▶ _Material provided_
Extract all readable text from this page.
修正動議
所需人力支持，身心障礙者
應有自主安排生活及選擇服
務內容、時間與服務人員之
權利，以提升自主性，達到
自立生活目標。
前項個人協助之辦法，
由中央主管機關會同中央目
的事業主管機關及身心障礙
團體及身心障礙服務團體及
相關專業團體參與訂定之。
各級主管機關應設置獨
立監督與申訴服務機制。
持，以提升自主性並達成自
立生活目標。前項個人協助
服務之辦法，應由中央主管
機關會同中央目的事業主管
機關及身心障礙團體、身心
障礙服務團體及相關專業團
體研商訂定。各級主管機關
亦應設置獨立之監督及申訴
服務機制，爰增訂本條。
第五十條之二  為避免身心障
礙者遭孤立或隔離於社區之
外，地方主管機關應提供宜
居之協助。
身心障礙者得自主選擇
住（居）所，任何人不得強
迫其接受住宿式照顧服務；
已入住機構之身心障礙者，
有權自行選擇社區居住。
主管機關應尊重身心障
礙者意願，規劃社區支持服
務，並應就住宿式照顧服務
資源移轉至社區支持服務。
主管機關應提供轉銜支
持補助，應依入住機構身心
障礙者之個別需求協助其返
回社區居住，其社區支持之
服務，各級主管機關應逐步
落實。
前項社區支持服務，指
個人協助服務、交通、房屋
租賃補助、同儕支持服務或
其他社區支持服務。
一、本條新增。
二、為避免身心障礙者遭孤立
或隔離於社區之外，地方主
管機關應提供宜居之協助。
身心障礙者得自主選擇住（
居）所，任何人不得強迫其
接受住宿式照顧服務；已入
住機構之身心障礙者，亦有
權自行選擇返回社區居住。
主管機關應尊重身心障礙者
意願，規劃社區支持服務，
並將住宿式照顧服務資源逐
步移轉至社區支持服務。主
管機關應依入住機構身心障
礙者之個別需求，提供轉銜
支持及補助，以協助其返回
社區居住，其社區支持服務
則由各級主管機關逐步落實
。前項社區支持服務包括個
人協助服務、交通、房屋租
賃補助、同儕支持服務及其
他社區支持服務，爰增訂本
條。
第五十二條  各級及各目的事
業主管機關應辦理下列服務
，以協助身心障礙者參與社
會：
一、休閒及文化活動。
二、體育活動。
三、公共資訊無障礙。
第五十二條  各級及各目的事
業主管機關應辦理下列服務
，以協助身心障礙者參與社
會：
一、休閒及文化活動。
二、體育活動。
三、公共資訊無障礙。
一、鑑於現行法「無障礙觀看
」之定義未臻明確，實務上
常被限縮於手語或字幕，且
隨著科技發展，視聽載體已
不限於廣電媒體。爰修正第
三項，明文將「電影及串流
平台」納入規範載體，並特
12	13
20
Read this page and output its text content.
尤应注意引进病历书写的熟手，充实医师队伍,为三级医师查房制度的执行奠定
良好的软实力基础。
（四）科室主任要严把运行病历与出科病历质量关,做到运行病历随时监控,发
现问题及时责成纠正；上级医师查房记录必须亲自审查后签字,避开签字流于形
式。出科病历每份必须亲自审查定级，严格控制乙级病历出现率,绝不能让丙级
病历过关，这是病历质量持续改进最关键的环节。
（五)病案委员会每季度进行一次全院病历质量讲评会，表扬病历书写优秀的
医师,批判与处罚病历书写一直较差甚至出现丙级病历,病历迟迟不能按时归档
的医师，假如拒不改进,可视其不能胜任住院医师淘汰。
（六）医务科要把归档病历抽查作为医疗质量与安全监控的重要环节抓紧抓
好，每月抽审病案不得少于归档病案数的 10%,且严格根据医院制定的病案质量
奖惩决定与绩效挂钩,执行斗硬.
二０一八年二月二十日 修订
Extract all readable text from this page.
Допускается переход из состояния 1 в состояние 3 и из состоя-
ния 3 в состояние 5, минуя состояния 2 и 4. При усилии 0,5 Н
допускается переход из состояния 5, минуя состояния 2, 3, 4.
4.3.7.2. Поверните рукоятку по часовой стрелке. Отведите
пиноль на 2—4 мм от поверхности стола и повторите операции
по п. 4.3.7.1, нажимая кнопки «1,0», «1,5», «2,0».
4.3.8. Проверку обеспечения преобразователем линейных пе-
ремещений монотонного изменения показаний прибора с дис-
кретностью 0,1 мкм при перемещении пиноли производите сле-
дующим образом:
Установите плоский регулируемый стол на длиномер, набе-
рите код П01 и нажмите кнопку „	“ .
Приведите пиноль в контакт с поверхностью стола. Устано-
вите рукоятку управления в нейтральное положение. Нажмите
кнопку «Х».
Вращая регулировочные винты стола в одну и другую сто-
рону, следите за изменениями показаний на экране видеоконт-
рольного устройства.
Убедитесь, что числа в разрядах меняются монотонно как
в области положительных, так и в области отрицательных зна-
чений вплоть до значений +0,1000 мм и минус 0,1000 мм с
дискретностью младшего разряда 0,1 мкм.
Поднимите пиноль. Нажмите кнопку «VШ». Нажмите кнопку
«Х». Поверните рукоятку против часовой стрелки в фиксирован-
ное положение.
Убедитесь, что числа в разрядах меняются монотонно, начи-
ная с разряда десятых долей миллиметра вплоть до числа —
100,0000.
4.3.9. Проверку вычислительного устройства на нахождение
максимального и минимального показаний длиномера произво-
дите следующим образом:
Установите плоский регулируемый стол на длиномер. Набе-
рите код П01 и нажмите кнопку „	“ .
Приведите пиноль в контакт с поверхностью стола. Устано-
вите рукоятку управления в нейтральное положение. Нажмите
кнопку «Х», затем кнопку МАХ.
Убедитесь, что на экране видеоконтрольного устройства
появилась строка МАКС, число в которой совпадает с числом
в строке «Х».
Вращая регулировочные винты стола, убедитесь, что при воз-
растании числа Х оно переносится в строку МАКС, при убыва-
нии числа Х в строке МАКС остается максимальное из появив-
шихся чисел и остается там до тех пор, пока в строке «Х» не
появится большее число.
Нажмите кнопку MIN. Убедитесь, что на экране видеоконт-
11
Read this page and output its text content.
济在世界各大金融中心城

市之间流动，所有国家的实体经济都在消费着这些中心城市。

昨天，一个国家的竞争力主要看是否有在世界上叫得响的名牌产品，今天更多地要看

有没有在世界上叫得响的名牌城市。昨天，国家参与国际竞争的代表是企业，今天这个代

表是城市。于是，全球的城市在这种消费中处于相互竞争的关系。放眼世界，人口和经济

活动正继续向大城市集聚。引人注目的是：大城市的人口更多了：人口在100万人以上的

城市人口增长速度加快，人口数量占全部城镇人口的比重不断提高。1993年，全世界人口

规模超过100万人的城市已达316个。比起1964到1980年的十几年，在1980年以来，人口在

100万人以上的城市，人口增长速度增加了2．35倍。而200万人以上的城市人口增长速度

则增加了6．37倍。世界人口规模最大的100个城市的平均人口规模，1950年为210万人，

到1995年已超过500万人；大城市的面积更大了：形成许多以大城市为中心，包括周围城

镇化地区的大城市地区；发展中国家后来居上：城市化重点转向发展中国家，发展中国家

▶ _Work to be completed_
Looking back at the lines above, state how many contain the word "Вращая", and supply nothing besides the number.

▶ _Answer to this exercise_
2